------ Data shown
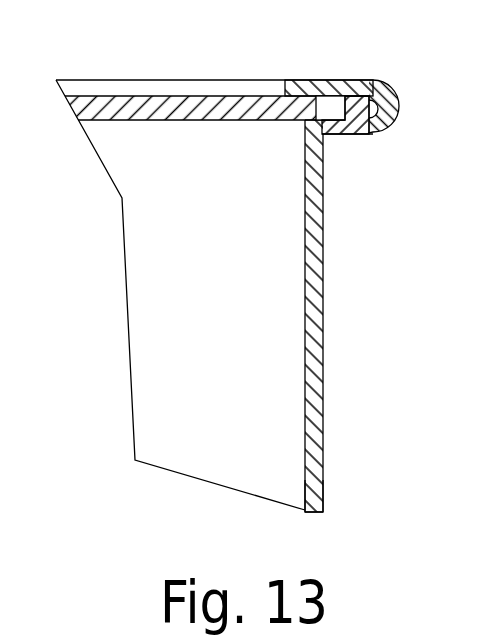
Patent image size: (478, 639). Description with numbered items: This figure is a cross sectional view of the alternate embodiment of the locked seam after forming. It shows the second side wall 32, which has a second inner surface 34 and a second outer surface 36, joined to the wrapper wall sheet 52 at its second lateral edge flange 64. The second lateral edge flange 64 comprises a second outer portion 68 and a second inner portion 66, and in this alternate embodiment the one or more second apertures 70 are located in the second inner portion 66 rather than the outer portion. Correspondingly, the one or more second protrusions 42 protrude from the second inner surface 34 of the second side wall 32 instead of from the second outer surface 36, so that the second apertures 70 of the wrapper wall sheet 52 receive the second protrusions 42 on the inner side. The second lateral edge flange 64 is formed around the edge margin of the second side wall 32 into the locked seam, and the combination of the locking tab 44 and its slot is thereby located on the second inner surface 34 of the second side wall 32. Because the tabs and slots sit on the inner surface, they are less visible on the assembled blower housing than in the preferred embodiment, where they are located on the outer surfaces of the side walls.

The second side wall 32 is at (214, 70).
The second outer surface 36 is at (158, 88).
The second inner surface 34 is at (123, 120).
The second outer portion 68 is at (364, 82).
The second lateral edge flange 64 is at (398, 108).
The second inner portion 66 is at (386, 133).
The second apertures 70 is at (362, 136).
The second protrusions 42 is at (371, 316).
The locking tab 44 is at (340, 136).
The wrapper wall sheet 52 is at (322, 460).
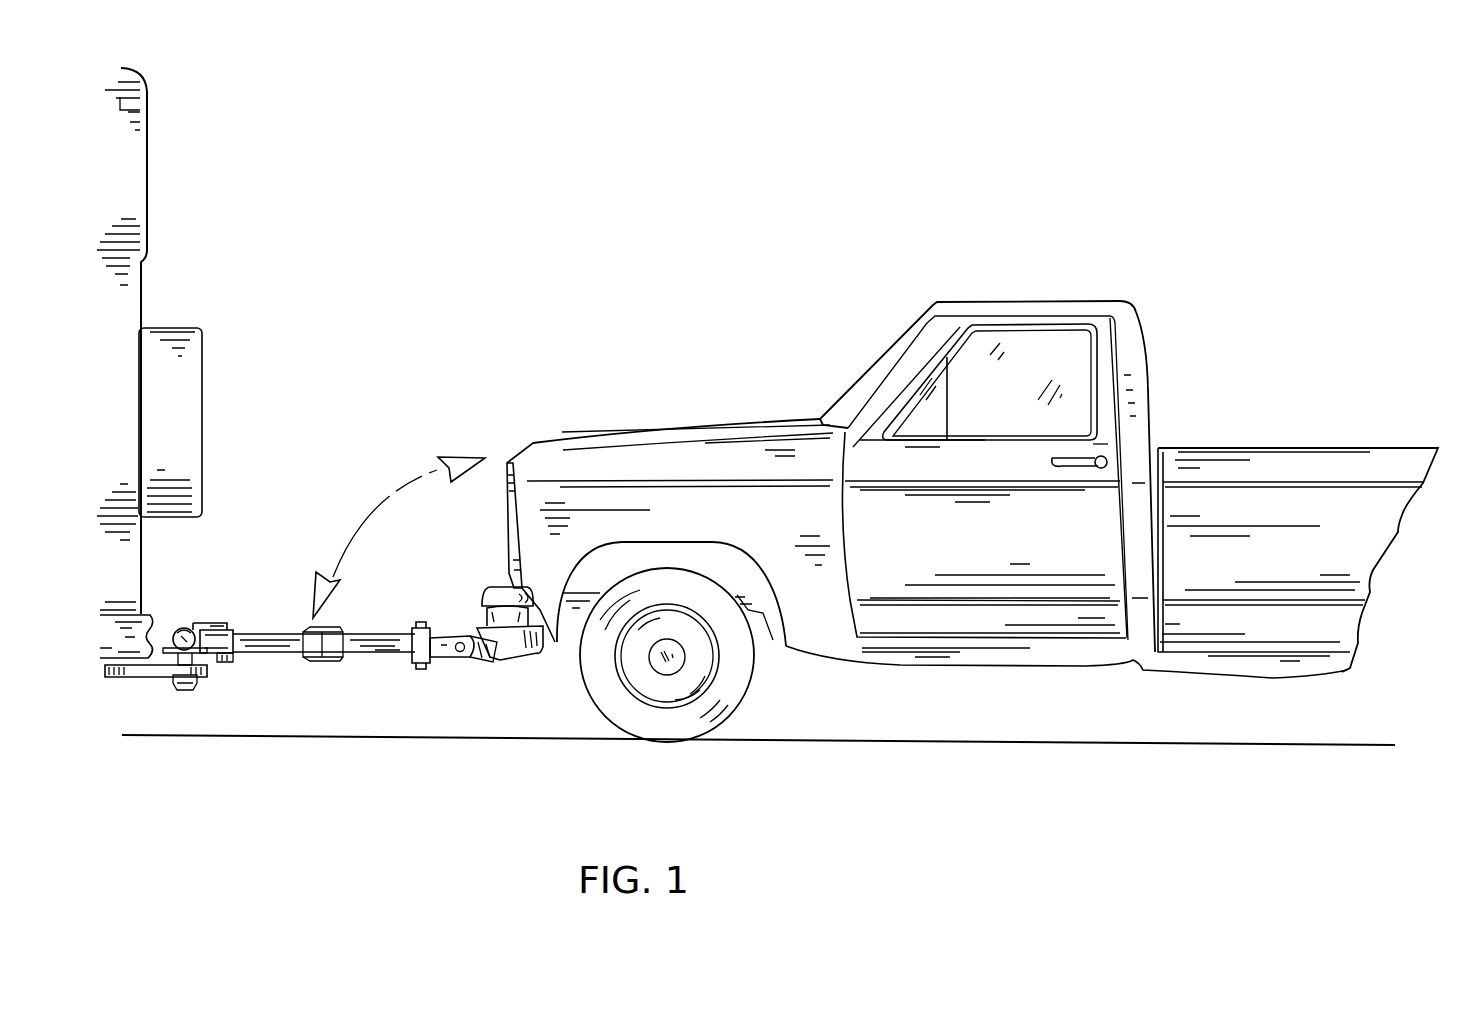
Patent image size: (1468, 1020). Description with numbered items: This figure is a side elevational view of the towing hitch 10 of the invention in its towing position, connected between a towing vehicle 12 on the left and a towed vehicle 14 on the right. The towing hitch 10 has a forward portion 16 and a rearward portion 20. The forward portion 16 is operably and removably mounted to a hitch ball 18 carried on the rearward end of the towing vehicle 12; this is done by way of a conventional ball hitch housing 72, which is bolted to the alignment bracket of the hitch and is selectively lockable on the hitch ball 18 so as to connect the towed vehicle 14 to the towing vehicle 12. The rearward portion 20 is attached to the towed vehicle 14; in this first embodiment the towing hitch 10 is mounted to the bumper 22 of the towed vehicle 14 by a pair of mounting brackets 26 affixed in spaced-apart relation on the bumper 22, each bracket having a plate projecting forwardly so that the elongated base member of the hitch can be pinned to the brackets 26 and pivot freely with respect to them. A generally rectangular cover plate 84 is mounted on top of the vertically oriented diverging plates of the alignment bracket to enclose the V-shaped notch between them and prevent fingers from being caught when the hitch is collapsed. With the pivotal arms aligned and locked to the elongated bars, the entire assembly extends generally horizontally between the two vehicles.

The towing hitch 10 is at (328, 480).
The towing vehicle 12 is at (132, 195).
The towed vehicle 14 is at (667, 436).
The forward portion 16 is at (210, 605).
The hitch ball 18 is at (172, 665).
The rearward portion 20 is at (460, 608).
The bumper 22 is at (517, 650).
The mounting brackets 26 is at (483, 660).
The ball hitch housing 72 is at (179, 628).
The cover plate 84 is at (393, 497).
------------
------ Data shown
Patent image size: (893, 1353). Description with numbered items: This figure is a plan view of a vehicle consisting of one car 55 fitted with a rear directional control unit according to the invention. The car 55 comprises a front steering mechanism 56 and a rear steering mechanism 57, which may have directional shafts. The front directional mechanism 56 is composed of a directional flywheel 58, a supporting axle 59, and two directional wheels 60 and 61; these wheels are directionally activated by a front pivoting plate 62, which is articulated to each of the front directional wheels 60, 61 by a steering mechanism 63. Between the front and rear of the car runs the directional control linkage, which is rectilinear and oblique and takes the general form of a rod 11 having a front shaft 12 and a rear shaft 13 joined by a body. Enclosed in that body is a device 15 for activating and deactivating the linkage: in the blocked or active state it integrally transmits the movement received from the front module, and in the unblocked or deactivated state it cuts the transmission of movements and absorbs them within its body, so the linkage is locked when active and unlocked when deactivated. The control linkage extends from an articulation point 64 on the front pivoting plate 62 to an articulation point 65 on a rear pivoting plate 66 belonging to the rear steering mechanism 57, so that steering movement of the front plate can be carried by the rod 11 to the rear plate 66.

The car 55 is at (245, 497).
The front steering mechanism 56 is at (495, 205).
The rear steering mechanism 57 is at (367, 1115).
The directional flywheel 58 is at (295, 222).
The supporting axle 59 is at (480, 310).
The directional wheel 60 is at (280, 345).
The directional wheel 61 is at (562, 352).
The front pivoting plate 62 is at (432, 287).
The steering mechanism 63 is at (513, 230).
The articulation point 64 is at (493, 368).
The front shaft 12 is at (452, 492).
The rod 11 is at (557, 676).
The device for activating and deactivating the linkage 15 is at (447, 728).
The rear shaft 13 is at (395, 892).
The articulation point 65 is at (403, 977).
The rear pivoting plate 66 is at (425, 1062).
------------
------ Data shown
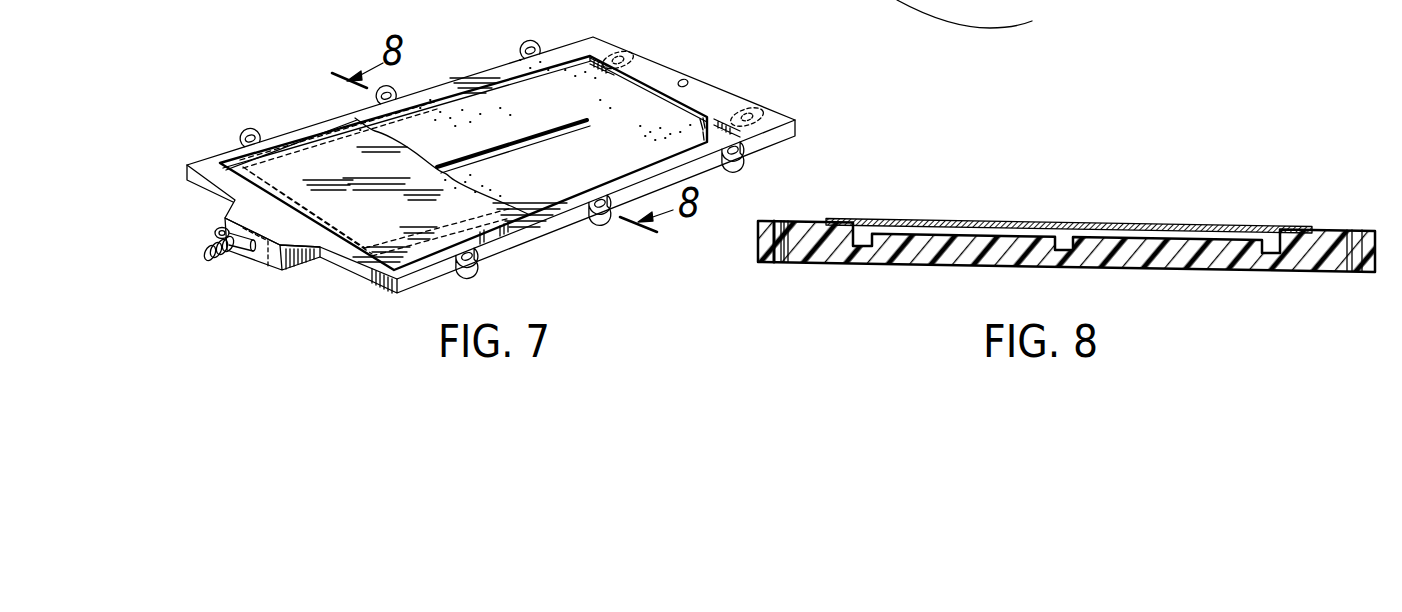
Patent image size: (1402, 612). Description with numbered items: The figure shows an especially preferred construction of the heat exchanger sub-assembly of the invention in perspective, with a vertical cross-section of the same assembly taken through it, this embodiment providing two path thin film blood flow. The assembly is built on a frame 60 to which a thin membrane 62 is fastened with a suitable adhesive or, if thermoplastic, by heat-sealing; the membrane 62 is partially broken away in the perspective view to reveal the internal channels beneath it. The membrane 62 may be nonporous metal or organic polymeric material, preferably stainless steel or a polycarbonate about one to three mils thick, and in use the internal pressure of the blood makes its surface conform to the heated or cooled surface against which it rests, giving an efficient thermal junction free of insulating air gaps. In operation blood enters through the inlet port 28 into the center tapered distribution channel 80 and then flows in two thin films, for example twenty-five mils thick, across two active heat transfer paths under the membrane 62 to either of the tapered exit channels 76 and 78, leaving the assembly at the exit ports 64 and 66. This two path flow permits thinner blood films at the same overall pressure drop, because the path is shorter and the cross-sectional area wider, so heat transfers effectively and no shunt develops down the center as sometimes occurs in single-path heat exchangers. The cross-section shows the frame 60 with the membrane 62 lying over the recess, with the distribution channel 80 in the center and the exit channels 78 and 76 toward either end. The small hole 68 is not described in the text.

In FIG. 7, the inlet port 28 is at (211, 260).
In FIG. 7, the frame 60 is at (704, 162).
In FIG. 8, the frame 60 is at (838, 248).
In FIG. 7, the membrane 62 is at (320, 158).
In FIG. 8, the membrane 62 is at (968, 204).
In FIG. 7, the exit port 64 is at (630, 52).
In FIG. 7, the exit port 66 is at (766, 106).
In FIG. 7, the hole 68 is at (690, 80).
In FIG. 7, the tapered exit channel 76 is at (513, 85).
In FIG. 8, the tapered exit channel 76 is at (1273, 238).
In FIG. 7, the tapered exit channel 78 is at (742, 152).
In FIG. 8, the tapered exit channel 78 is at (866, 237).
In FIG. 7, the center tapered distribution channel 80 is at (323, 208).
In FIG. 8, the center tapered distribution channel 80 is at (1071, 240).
------------
> _Job_
Render the data from the line containing "Patent image size: (1468, 1020)." up to and including the line containing "The cover plate 84 is at (393, 497)." as a numbered list, omitting any blank lines.

> _Result_
1. Patent image size: (1468, 1020). Description with numbered items: This figure is a side elevational view of the towing hitch 10 of the invention in its towing position, connected between a towing vehicle 12 on the left and a towed vehicle 14 on the right. The towing hitch 10 has a forward portion 16 and a rearward portion 20. The forward portion 16 is operably and removably mounted to a hitch ball 18 carried on the rearward end of the towing vehicle 12; this is done by way of a conventional ball hitch housing 72, which is bolted to the alignment bracket of the hitch and is selectively lockable on the hitch ball 18 so as to connect the towed vehicle 14 to the towing vehicle 12. The rearward portion 20 is attached to the towed vehicle 14; in this first embodiment the towing hitch 10 is mounted to the bumper 22 of the towed vehicle 14 by a pair of mounting brackets 26 affixed in spaced-apart relation on the bumper 22, each bracket having a plate projecting forwardly so that the elongated base member of the hitch can be pinned to the brackets 26 and pivot freely with respect to them. A generally rectangular cover plate 84 is mounted on top of the vertically oriented diverging plates of the alignment bracket to enclose the V-shaped notch between them and prevent fingers from being caught when the hitch is collapsed. With the pivotal arms aligned and locked to the elongated bars, the entire assembly extends generally horizontally between the two vehicles.
2. The towing hitch 10 is at (328, 480).
3. The towing vehicle 12 is at (132, 195).
4. The towed vehicle 14 is at (667, 436).
5. The forward portion 16 is at (210, 605).
6. The hitch ball 18 is at (172, 665).
7. The rearward portion 20 is at (460, 608).
8. The bumper 22 is at (517, 650).
9. The mounting brackets 26 is at (483, 660).
10. The ball hitch housing 72 is at (179, 628).
11. The cover plate 84 is at (393, 497).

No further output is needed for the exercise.